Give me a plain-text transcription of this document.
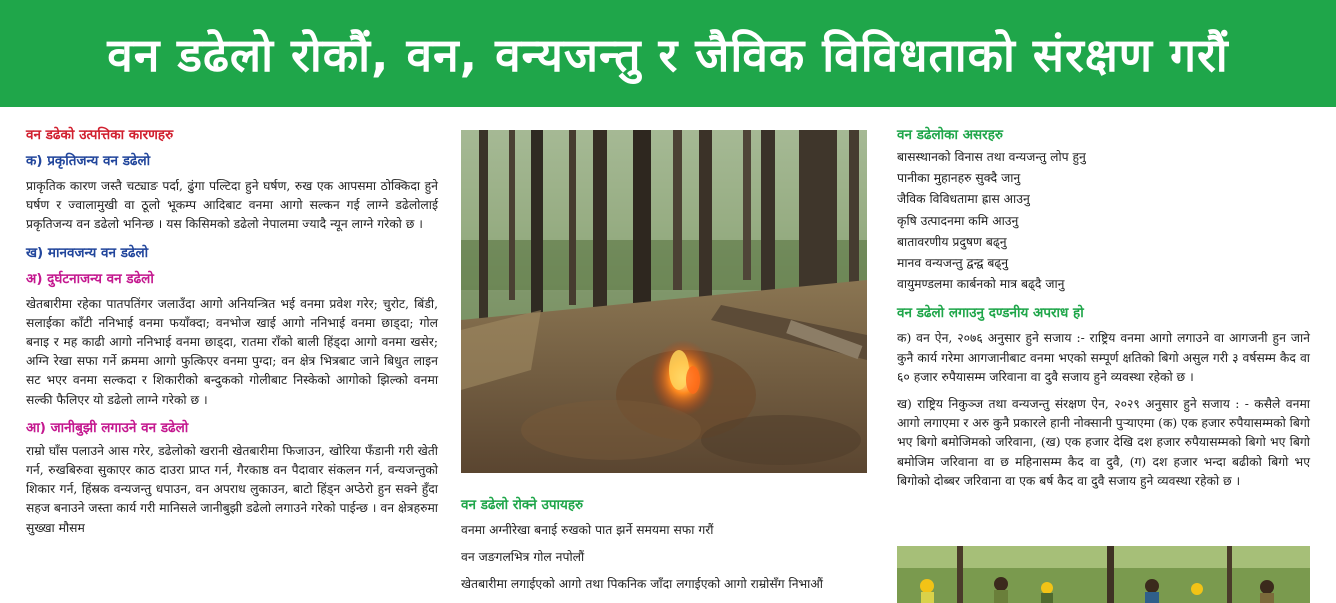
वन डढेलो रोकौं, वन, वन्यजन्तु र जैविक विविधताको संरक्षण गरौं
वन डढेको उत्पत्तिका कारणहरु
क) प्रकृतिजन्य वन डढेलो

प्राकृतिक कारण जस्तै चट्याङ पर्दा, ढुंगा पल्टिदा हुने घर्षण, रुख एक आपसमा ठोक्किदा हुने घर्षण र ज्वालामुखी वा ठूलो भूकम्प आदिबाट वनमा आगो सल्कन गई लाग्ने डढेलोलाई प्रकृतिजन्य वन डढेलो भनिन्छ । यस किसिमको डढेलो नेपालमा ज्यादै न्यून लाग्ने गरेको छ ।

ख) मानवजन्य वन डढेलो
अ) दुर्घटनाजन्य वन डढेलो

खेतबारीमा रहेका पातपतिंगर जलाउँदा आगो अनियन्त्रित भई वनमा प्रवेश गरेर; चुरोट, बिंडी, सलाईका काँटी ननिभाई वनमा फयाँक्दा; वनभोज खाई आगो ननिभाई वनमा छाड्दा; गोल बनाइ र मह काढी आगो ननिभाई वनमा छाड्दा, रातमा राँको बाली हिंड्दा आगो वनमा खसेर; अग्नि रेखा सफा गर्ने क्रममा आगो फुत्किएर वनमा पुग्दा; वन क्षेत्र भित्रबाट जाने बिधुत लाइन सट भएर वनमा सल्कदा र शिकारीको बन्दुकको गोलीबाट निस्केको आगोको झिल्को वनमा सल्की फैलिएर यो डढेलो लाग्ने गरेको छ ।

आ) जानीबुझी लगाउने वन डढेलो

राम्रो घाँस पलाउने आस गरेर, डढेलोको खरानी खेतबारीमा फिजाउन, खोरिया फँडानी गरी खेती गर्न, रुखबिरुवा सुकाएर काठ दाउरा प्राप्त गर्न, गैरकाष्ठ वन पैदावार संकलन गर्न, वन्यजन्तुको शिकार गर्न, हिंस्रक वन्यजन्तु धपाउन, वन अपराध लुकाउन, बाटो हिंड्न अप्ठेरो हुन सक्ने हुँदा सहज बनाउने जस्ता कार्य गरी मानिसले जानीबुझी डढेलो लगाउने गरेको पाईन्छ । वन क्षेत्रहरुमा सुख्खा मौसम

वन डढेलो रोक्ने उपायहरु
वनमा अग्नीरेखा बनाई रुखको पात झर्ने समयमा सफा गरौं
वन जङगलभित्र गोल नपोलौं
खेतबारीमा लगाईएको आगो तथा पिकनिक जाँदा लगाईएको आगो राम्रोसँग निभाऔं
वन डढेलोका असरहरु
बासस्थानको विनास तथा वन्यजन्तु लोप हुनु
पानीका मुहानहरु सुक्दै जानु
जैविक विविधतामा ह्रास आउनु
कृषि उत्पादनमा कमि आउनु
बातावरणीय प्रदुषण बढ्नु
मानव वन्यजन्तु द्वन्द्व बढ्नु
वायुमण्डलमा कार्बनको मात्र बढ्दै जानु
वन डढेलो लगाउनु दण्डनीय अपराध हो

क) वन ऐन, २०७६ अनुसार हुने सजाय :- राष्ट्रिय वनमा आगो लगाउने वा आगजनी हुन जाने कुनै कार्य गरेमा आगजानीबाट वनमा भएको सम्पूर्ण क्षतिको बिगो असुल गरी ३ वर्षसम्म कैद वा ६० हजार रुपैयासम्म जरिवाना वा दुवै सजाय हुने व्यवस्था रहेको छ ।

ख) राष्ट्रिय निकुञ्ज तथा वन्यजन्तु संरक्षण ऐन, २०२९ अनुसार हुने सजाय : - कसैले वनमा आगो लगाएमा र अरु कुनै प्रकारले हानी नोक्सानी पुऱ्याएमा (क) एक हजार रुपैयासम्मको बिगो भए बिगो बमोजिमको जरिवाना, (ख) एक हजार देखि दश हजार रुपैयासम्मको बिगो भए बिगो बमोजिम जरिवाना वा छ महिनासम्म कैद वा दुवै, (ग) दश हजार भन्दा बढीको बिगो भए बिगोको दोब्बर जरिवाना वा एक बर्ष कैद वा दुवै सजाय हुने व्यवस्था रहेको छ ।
:::::
Task details
Reproduce the whole listing above word for word, but not its pictures.

Written response
Give me a plain-text transcription of this document.
वन डढेलो रोकौं, वन, वन्यजन्तु र जैविक विविधताको संरक्षण गरौं
वन डढेको उत्पत्तिका कारणहरु
क) प्रकृतिजन्य वन डढेलो

प्राकृतिक कारण जस्तै चट्याङ पर्दा, ढुंगा पल्टिदा हुने घर्षण, रुख एक आपसमा ठोक्किदा हुने घर्षण र ज्वालामुखी वा ठूलो भूकम्प आदिबाट वनमा आगो सल्कन गई लाग्ने डढेलोलाई प्रकृतिजन्य वन डढेलो भनिन्छ । यस किसिमको डढेलो नेपालमा ज्यादै न्यून लाग्ने गरेको छ ।

ख) मानवजन्य वन डढेलो
अ) दुर्घटनाजन्य वन डढेलो

खेतबारीमा रहेका पातपतिंगर जलाउँदा आगो अनियन्त्रित भई वनमा प्रवेश गरेर; चुरोट, बिंडी, सलाईका काँटी ननिभाई वनमा फयाँक्दा; वनभोज खाई आगो ननिभाई वनमा छाड्दा; गोल बनाइ र मह काढी आगो ननिभाई वनमा छाड्दा, रातमा राँको बाली हिंड्दा आगो वनमा खसेर; अग्नि रेखा सफा गर्ने क्रममा आगो फुत्किएर वनमा पुग्दा; वन क्षेत्र भित्रबाट जाने बिधुत लाइन सट भएर वनमा सल्कदा र शिकारीको बन्दुकको गोलीबाट निस्केको आगोको झिल्को वनमा सल्की फैलिएर यो डढेलो लाग्ने गरेको छ ।

आ) जानीबुझी लगाउने वन डढेलो

राम्रो घाँस पलाउने आस गरेर, डढेलोको खरानी खेतबारीमा फिजाउन, खोरिया फँडानी गरी खेती गर्न, रुखबिरुवा सुकाएर काठ दाउरा प्राप्त गर्न, गैरकाष्ठ वन पैदावार संकलन गर्न, वन्यजन्तुको शिकार गर्न, हिंस्रक वन्यजन्तु धपाउन, वन अपराध लुकाउन, बाटो हिंड्न अप्ठेरो हुन सक्ने हुँदा सहज बनाउने जस्ता कार्य गरी मानिसले जानीबुझी डढेलो लगाउने गरेको पाईन्छ । वन क्षेत्रहरुमा सुख्खा मौसम

वन डढेलो रोक्ने उपायहरु
वनमा अग्नीरेखा बनाई रुखको पात झर्ने समयमा सफा गरौं
वन जङगलभित्र गोल नपोलौं
खेतबारीमा लगाईएको आगो तथा पिकनिक जाँदा लगाईएको आगो राम्रोसँग निभाऔं
वन डढेलोका असरहरु
बासस्थानको विनास तथा वन्यजन्तु लोप हुनु
पानीका मुहानहरु सुक्दै जानु
जैविक विविधतामा ह्रास आउनु
कृषि उत्पादनमा कमि आउनु
बातावरणीय प्रदुषण बढ्नु
मानव वन्यजन्तु द्वन्द्व बढ्नु
वायुमण्डलमा कार्बनको मात्र बढ्दै जानु
वन डढेलो लगाउनु दण्डनीय अपराध हो

क) वन ऐन, २०७६ अनुसार हुने सजाय :- राष्ट्रिय वनमा आगो लगाउने वा आगजनी हुन जाने कुनै कार्य गरेमा आगजानीबाट वनमा भएको सम्पूर्ण क्षतिको बिगो असुल गरी ३ वर्षसम्म कैद वा ६० हजार रुपैयासम्म जरिवाना वा दुवै सजाय हुने व्यवस्था रहेको छ ।

ख) राष्ट्रिय निकुञ्ज तथा वन्यजन्तु संरक्षण ऐन, २०२९ अनुसार हुने सजाय : - कसैले वनमा आगो लगाएमा र अरु कुनै प्रकारले हानी नोक्सानी पुऱ्याएमा (क) एक हजार रुपैयासम्मको बिगो भए बिगो बमोजिमको जरिवाना, (ख) एक हजार देखि दश हजार रुपैयासम्मको बिगो भए बिगो बमोजिम जरिवाना वा छ महिनासम्म कैद वा दुवै, (ग) दश हजार भन्दा बढीको बिगो भए बिगोको दोब्बर जरिवाना वा एक बर्ष कैद वा दुवै सजाय हुने व्यवस्था रहेको छ ।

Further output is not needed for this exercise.